Given task
Write out all of the records precisely. Skip anything that is a picture.

Record set
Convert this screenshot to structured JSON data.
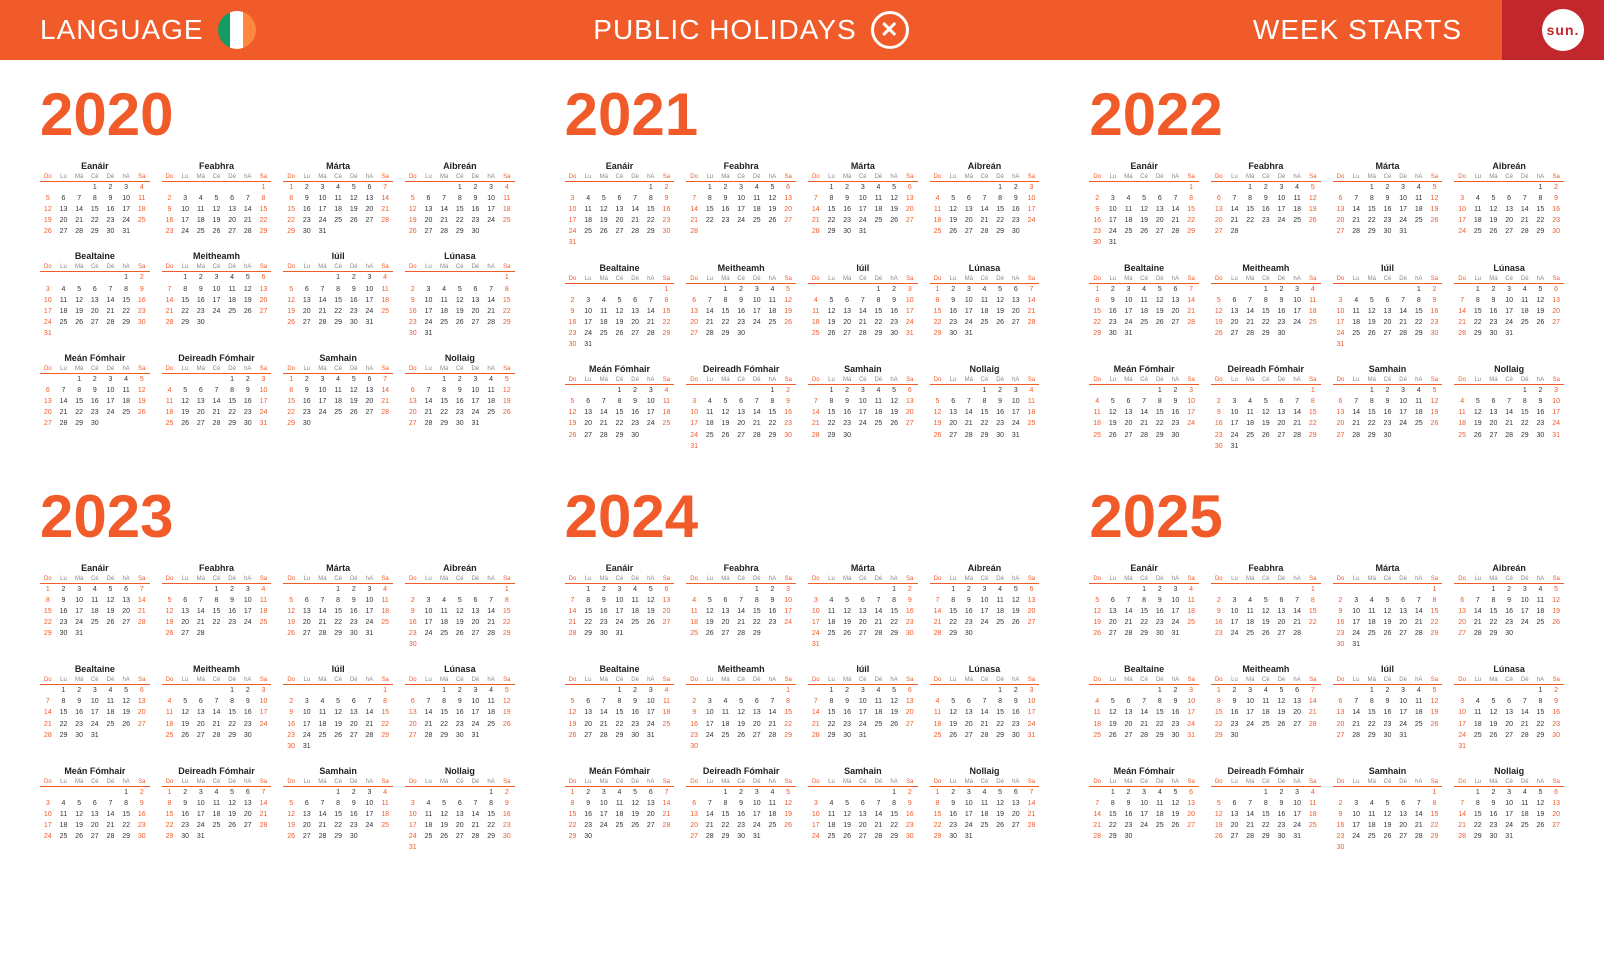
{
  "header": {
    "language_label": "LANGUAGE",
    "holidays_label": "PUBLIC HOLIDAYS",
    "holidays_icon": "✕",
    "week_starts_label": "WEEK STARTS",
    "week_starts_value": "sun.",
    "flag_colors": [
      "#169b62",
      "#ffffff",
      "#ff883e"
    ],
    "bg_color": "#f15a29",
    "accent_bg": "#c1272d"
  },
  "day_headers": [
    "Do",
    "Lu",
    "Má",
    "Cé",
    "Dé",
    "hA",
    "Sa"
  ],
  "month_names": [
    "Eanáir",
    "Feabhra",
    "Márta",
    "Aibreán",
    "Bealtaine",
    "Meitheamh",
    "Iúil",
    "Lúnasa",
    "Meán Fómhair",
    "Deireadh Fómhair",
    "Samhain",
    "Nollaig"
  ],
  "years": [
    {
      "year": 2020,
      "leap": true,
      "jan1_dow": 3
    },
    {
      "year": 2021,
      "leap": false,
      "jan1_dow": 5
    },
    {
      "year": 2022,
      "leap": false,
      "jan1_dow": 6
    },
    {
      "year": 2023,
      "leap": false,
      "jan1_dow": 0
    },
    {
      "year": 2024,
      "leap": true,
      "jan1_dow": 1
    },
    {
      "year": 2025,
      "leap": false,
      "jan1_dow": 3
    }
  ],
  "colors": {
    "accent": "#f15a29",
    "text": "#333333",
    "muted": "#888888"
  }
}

Response to the exercise
Convert this screenshot to structured JSON data.
{
  "header": {
    "language_label": "LANGUAGE",
    "holidays_label": "PUBLIC HOLIDAYS",
    "holidays_icon": "✕",
    "week_starts_label": "WEEK STARTS",
    "week_starts_value": "sun.",
    "flag_colors": [
      "#169b62",
      "#ffffff",
      "#ff883e"
    ],
    "bg_color": "#f15a29",
    "accent_bg": "#c1272d"
  },
  "day_headers": [
    "Do",
    "Lu",
    "Má",
    "Cé",
    "Dé",
    "hA",
    "Sa"
  ],
  "month_names": [
    "Eanáir",
    "Feabhra",
    "Márta",
    "Aibreán",
    "Bealtaine",
    "Meitheamh",
    "Iúil",
    "Lúnasa",
    "Meán Fómhair",
    "Deireadh Fómhair",
    "Samhain",
    "Nollaig"
  ],
  "years": [
    {
      "year": 2020,
      "leap": true,
      "jan1_dow": 3
    },
    {
      "year": 2021,
      "leap": false,
      "jan1_dow": 5
    },
    {
      "year": 2022,
      "leap": false,
      "jan1_dow": 6
    },
    {
      "year": 2023,
      "leap": false,
      "jan1_dow": 0
    },
    {
      "year": 2024,
      "leap": true,
      "jan1_dow": 1
    },
    {
      "year": 2025,
      "leap": false,
      "jan1_dow": 3
    }
  ],
  "colors": {
    "accent": "#f15a29",
    "text": "#333333",
    "muted": "#888888"
  }
}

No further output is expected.